-- Start Material to process --

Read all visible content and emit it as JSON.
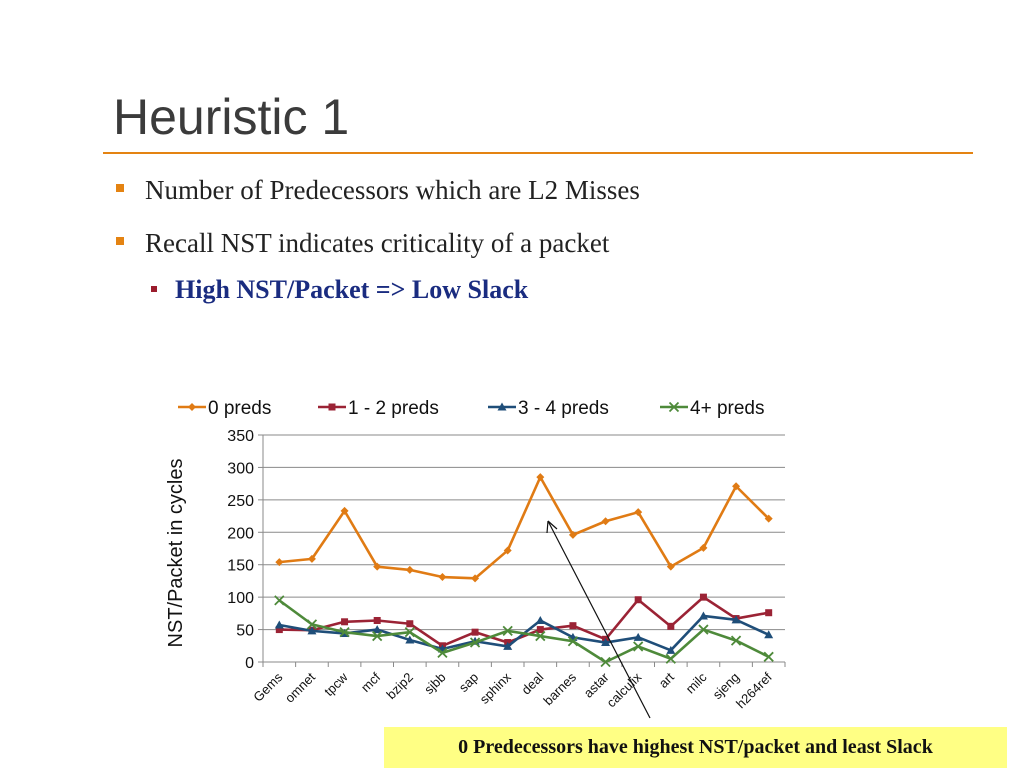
{
  "slide": {
    "title": "Heuristic 1",
    "bullets": [
      "Number of Predecessors which are L2 Misses",
      "Recall NST indicates criticality of a packet"
    ],
    "sub_bullet": "High NST/Packet =>  Low Slack",
    "callout": "0 Predecessors have highest NST/packet and least Slack",
    "accent_color": "#e48312"
  },
  "chart_data": {
    "type": "line",
    "ylabel": "NST/Packet in cycles",
    "ylim": [
      0,
      350
    ],
    "yticks": [
      0,
      50,
      100,
      150,
      200,
      250,
      300,
      350
    ],
    "grid": true,
    "legend_position": "top",
    "categories": [
      "Gems",
      "omnet",
      "tpcw",
      "mcf",
      "bzip2",
      "sjbb",
      "sap",
      "sphinx",
      "deal",
      "barnes",
      "astar",
      "calculix",
      "art",
      "milc",
      "sjeng",
      "h264ref"
    ],
    "series": [
      {
        "name": "0 preds",
        "color": "#e07b14",
        "marker": "diamond",
        "values": [
          154,
          159,
          233,
          147,
          142,
          131,
          129,
          172,
          285,
          196,
          217,
          231,
          147,
          176,
          271,
          221
        ]
      },
      {
        "name": "1 - 2 preds",
        "color": "#9b2335",
        "marker": "square",
        "values": [
          50,
          49,
          62,
          64,
          59,
          25,
          46,
          30,
          50,
          56,
          35,
          96,
          55,
          100,
          67,
          76
        ]
      },
      {
        "name": "3 - 4 preds",
        "color": "#1f4e79",
        "marker": "triangle",
        "values": [
          57,
          48,
          44,
          50,
          34,
          20,
          32,
          24,
          64,
          38,
          30,
          38,
          18,
          71,
          65,
          42
        ]
      },
      {
        "name": "4+ preds",
        "color": "#4e8a3a",
        "marker": "x",
        "values": [
          95,
          58,
          46,
          40,
          46,
          14,
          30,
          48,
          40,
          32,
          0,
          24,
          5,
          50,
          33,
          8
        ]
      }
    ]
  }
}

-- End Material to process --

:: Instruction ::
How many lines in the data contain the string "Slack"? Respond with the number only.

:: Answer to the exercise ::
2